* The exercise *
Copy out all the records, word for word.

*** Raw records ***

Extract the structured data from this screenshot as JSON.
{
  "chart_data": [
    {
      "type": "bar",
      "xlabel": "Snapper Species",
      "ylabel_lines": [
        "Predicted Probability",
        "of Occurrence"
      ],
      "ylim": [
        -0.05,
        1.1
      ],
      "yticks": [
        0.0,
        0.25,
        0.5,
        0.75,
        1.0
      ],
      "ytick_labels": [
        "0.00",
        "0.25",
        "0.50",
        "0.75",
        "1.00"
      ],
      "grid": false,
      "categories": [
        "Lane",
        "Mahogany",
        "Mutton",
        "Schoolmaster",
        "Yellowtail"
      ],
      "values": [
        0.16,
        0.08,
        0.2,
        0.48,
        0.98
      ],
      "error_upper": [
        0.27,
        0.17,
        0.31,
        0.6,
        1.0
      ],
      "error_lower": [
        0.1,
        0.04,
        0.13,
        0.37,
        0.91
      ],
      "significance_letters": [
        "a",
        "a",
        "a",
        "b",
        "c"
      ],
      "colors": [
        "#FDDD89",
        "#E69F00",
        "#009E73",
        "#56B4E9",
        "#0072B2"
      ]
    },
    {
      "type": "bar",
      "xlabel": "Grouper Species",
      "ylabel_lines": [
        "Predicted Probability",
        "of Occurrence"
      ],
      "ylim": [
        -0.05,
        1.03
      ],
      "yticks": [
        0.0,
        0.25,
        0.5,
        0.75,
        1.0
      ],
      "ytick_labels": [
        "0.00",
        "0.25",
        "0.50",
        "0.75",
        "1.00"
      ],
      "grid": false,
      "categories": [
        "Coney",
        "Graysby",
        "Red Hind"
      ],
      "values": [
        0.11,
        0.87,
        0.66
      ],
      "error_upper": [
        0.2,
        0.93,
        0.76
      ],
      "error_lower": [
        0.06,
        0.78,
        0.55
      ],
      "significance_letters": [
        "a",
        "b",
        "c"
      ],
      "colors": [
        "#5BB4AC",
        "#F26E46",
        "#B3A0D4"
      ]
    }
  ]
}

***

* Output for this exercise *
Extract the structured data from this screenshot as JSON.
{
  "chart_data": [
    {
      "type": "bar",
      "xlabel": "Snapper Species",
      "ylabel_lines": [
        "Predicted Probability",
        "of Occurrence"
      ],
      "ylim": [
        -0.05,
        1.1
      ],
      "yticks": [
        0.0,
        0.25,
        0.5,
        0.75,
        1.0
      ],
      "ytick_labels": [
        "0.00",
        "0.25",
        "0.50",
        "0.75",
        "1.00"
      ],
      "grid": false,
      "categories": [
        "Lane",
        "Mahogany",
        "Mutton",
        "Schoolmaster",
        "Yellowtail"
      ],
      "values": [
        0.16,
        0.08,
        0.2,
        0.48,
        0.98
      ],
      "error_upper": [
        0.27,
        0.17,
        0.31,
        0.6,
        1.0
      ],
      "error_lower": [
        0.1,
        0.04,
        0.13,
        0.37,
        0.91
      ],
      "significance_letters": [
        "a",
        "a",
        "a",
        "b",
        "c"
      ],
      "colors": [
        "#FDDD89",
        "#E69F00",
        "#009E73",
        "#56B4E9",
        "#0072B2"
      ]
    },
    {
      "type": "bar",
      "xlabel": "Grouper Species",
      "ylabel_lines": [
        "Predicted Probability",
        "of Occurrence"
      ],
      "ylim": [
        -0.05,
        1.03
      ],
      "yticks": [
        0.0,
        0.25,
        0.5,
        0.75,
        1.0
      ],
      "ytick_labels": [
        "0.00",
        "0.25",
        "0.50",
        "0.75",
        "1.00"
      ],
      "grid": false,
      "categories": [
        "Coney",
        "Graysby",
        "Red Hind"
      ],
      "values": [
        0.11,
        0.87,
        0.66
      ],
      "error_upper": [
        0.2,
        0.93,
        0.76
      ],
      "error_lower": [
        0.06,
        0.78,
        0.55
      ],
      "significance_letters": [
        "a",
        "b",
        "c"
      ],
      "colors": [
        "#5BB4AC",
        "#F26E46",
        "#B3A0D4"
      ]
    }
  ]
}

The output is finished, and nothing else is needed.